- WRITTEN EXERCISE -
Only lines with the word "выборах" are needed; collect each of them from the listing below.

-- Start RECORDS --

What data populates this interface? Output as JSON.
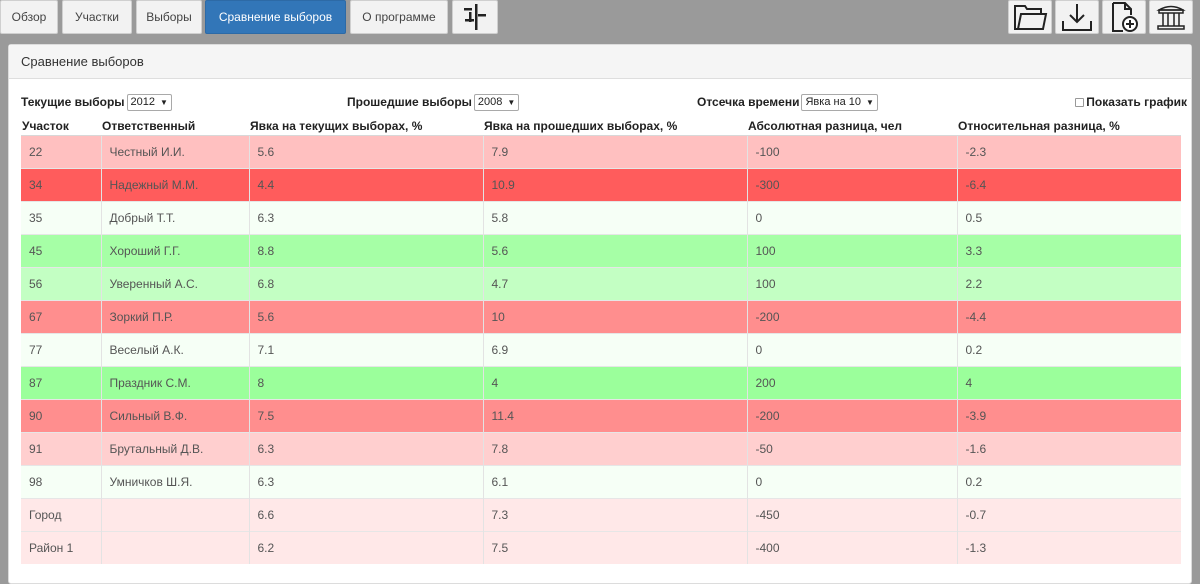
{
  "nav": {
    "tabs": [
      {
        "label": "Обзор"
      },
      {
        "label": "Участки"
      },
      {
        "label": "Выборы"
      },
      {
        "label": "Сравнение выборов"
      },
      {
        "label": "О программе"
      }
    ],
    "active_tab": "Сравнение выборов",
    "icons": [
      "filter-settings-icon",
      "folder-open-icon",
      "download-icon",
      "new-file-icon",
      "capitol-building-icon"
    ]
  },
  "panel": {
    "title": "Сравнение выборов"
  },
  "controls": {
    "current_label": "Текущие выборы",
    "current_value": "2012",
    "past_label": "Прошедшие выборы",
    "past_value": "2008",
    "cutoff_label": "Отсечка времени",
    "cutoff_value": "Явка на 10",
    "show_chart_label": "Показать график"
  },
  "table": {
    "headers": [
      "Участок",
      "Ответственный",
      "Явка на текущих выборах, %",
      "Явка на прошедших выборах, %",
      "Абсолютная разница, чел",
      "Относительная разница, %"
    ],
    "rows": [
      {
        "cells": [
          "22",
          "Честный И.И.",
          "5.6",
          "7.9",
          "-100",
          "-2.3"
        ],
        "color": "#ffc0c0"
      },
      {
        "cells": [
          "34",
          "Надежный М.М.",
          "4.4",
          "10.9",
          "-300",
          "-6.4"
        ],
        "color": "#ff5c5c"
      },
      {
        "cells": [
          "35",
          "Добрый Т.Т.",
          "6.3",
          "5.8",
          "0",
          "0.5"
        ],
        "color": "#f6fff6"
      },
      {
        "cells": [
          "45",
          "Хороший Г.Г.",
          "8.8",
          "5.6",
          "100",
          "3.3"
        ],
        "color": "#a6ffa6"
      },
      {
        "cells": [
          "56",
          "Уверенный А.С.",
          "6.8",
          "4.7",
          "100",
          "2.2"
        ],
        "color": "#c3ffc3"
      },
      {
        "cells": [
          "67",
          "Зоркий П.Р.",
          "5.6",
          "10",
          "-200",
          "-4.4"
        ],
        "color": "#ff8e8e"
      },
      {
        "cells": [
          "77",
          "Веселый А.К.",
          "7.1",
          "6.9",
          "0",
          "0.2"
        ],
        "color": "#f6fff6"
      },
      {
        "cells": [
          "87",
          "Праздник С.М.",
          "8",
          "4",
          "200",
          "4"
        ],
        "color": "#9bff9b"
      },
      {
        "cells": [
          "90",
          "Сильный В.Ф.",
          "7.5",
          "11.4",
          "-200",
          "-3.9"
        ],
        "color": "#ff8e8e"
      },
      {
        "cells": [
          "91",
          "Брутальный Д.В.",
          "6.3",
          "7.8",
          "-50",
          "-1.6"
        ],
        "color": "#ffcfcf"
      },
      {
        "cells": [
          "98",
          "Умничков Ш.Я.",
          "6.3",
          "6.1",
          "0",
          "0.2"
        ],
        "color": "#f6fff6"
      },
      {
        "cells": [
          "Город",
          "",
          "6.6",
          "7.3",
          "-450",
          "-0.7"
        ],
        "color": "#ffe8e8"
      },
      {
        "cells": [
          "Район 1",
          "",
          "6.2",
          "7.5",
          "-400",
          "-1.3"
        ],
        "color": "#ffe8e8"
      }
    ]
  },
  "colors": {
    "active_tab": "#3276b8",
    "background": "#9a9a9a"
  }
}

-- End RECORDS --

- ANSWER TO THIS EXERCISE -
      "Явка на текущих выборах, %",
      "Явка на прошедших выборах, %",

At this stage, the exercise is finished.